Type out the records that follow, exactly as given.

————

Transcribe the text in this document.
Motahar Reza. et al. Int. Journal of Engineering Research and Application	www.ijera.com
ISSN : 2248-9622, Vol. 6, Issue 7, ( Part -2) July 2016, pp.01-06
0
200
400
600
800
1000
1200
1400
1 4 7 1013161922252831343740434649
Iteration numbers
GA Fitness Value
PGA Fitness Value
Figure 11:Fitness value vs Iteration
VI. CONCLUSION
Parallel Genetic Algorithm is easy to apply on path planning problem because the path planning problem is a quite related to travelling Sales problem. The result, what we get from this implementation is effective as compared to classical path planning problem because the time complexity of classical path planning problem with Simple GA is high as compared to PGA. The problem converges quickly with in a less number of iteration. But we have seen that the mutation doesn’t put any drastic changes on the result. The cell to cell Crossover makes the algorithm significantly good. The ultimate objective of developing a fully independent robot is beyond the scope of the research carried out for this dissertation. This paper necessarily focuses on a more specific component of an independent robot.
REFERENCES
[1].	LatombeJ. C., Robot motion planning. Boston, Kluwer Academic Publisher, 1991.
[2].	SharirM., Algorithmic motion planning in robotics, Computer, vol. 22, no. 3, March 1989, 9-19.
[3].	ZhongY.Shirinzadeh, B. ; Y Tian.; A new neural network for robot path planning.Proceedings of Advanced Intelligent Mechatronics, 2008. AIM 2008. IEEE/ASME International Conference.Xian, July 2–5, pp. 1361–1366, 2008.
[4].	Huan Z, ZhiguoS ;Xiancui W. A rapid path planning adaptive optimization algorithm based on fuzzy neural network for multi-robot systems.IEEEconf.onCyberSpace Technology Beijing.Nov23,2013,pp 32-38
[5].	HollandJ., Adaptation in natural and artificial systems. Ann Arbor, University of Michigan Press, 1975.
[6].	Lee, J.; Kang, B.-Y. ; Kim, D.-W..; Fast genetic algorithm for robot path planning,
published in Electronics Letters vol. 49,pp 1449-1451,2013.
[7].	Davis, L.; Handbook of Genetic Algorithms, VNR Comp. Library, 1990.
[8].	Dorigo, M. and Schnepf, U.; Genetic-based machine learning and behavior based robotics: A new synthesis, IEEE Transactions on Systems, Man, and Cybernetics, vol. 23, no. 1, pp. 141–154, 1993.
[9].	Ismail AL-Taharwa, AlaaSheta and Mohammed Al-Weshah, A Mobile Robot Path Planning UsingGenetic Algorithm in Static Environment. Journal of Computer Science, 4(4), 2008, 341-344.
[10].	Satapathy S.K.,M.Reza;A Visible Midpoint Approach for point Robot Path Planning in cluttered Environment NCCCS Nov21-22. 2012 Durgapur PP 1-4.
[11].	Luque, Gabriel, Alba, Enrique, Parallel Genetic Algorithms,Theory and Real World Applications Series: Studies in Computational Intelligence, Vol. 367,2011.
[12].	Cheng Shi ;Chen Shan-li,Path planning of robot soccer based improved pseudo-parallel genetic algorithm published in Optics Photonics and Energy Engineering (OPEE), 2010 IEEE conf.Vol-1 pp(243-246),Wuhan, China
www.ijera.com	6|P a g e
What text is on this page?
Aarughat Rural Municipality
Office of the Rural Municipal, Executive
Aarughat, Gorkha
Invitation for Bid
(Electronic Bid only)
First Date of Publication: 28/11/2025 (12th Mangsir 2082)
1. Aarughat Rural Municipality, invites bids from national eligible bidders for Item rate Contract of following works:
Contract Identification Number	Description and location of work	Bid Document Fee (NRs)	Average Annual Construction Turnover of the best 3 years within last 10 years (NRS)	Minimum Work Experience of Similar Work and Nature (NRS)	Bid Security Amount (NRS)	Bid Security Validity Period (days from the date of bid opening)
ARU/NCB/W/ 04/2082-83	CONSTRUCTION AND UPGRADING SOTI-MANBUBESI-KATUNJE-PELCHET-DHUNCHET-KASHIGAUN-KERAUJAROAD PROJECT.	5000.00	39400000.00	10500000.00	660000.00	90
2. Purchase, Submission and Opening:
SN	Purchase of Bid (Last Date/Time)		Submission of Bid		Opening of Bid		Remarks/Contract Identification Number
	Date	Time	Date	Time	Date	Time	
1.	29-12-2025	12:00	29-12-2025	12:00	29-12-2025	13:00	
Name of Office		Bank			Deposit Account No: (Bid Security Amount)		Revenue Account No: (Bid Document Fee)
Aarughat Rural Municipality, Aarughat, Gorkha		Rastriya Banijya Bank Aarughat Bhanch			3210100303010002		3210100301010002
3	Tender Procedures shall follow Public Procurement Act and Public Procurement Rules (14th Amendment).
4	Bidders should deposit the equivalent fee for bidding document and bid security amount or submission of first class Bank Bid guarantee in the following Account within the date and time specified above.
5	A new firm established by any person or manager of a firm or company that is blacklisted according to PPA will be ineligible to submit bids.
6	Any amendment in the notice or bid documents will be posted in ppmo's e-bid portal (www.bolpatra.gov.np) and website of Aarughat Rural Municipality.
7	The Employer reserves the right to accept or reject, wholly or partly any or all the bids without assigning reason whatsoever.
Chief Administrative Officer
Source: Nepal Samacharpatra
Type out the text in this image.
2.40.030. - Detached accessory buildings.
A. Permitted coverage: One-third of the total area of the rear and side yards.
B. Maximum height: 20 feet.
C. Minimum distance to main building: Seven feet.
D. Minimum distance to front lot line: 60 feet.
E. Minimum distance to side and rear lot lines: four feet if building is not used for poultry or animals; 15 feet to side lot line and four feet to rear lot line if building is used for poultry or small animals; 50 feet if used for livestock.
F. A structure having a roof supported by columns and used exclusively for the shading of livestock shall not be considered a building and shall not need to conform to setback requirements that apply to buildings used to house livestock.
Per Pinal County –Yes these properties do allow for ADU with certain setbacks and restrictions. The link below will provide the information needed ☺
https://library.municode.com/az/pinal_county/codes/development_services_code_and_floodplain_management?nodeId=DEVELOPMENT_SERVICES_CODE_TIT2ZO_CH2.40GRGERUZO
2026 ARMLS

————

SOLUTION BELOW -
Transcribe the text in this document.
Motahar Reza. et al. Int. Journal of Engineering Research and Application	www.ijera.com
ISSN : 2248-9622, Vol. 6, Issue 7, ( Part -2) July 2016, pp.01-06
0
200
400
600
800
1000
1200
1400
1 4 7 1013161922252831343740434649
Iteration numbers
GA Fitness Value
PGA Fitness Value
Figure 11:Fitness value vs Iteration
VI. CONCLUSION
Parallel Genetic Algorithm is easy to apply on path planning problem because the path planning problem is a quite related to travelling Sales problem. The result, what we get from this implementation is effective as compared to classical path planning problem because the time complexity of classical path planning problem with Simple GA is high as compared to PGA. The problem converges quickly with in a less number of iteration. But we have seen that the mutation doesn’t put any drastic changes on the result. The cell to cell Crossover makes the algorithm significantly good. The ultimate objective of developing a fully independent robot is beyond the scope of the research carried out for this dissertation. This paper necessarily focuses on a more specific component of an independent robot.
REFERENCES
[1].	LatombeJ. C., Robot motion planning. Boston, Kluwer Academic Publisher, 1991.
[2].	SharirM., Algorithmic motion planning in robotics, Computer, vol. 22, no. 3, March 1989, 9-19.
[3].	ZhongY.Shirinzadeh, B. ; Y Tian.; A new neural network for robot path planning.Proceedings of Advanced Intelligent Mechatronics, 2008. AIM 2008. IEEE/ASME International Conference.Xian, July 2–5, pp. 1361–1366, 2008.
[4].	Huan Z, ZhiguoS ;Xiancui W. A rapid path planning adaptive optimization algorithm based on fuzzy neural network for multi-robot systems.IEEEconf.onCyberSpace Technology Beijing.Nov23,2013,pp 32-38
[5].	HollandJ., Adaptation in natural and artificial systems. Ann Arbor, University of Michigan Press, 1975.
[6].	Lee, J.; Kang, B.-Y. ; Kim, D.-W..; Fast genetic algorithm for robot path planning,
published in Electronics Letters vol. 49,pp 1449-1451,2013.
[7].	Davis, L.; Handbook of Genetic Algorithms, VNR Comp. Library, 1990.
[8].	Dorigo, M. and Schnepf, U.; Genetic-based machine learning and behavior based robotics: A new synthesis, IEEE Transactions on Systems, Man, and Cybernetics, vol. 23, no. 1, pp. 141–154, 1993.
[9].	Ismail AL-Taharwa, AlaaSheta and Mohammed Al-Weshah, A Mobile Robot Path Planning UsingGenetic Algorithm in Static Environment. Journal of Computer Science, 4(4), 2008, 341-344.
[10].	Satapathy S.K.,M.Reza;A Visible Midpoint Approach for point Robot Path Planning in cluttered Environment NCCCS Nov21-22. 2012 Durgapur PP 1-4.
[11].	Luque, Gabriel, Alba, Enrique, Parallel Genetic Algorithms,Theory and Real World Applications Series: Studies in Computational Intelligence, Vol. 367,2011.
[12].	Cheng Shi ;Chen Shan-li,Path planning of robot soccer based improved pseudo-parallel genetic algorithm published in Optics Photonics and Energy Engineering (OPEE), 2010 IEEE conf.Vol-1 pp(243-246),Wuhan, China
www.ijera.com	6|P a g e
What text is on this page?
Aarughat Rural Municipality
Office of the Rural Municipal, Executive
Aarughat, Gorkha
Invitation for Bid
(Electronic Bid only)
First Date of Publication: 28/11/2025 (12th Mangsir 2082)
1. Aarughat Rural Municipality, invites bids from national eligible bidders for Item rate Contract of following works:
Contract Identification Number	Description and location of work	Bid Document Fee (NRs)	Average Annual Construction Turnover of the best 3 years within last 10 years (NRS)	Minimum Work Experience of Similar Work and Nature (NRS)	Bid Security Amount (NRS)	Bid Security Validity Period (days from the date of bid opening)
ARU/NCB/W/ 04/2082-83	CONSTRUCTION AND UPGRADING SOTI-MANBUBESI-KATUNJE-PELCHET-DHUNCHET-KASHIGAUN-KERAUJAROAD PROJECT.	5000.00	39400000.00	10500000.00	660000.00	90
2. Purchase, Submission and Opening:
SN	Purchase of Bid (Last Date/Time)		Submission of Bid		Opening of Bid		Remarks/Contract Identification Number
	Date	Time	Date	Time	Date	Time	
1.	29-12-2025	12:00	29-12-2025	12:00	29-12-2025	13:00	
Name of Office		Bank			Deposit Account No: (Bid Security Amount)		Revenue Account No: (Bid Document Fee)
Aarughat Rural Municipality, Aarughat, Gorkha		Rastriya Banijya Bank Aarughat Bhanch			3210100303010002		3210100301010002
3	Tender Procedures shall follow Public Procurement Act and Public Procurement Rules (14th Amendment).
4	Bidders should deposit the equivalent fee for bidding document and bid security amount or submission of first class Bank Bid guarantee in the following Account within the date and time specified above.
5	A new firm established by any person or manager of a firm or company that is blacklisted according to PPA will be ineligible to submit bids.
6	Any amendment in the notice or bid documents will be posted in ppmo's e-bid portal (www.bolpatra.gov.np) and website of Aarughat Rural Municipality.
7	The Employer reserves the right to accept or reject, wholly or partly any or all the bids without assigning reason whatsoever.
Chief Administrative Officer
Source: Nepal Samacharpatra
Type out the text in this image.
2.40.030. - Detached accessory buildings.
A. Permitted coverage: One-third of the total area of the rear and side yards.
B. Maximum height: 20 feet.
C. Minimum distance to main building: Seven feet.
D. Minimum distance to front lot line: 60 feet.
E. Minimum distance to side and rear lot lines: four feet if building is not used for poultry or animals; 15 feet to side lot line and four feet to rear lot line if building is used for poultry or small animals; 50 feet if used for livestock.
F. A structure having a roof supported by columns and used exclusively for the shading of livestock shall not be considered a building and shall not need to conform to setback requirements that apply to buildings used to house livestock.
Per Pinal County –Yes these properties do allow for ADU with certain setbacks and restrictions. The link below will provide the information needed ☺
https://library.municode.com/az/pinal_county/codes/development_services_code_and_floodplain_management?nodeId=DEVELOPMENT_SERVICES_CODE_TIT2ZO_CH2.40GRGERUZO
2026 ARMLS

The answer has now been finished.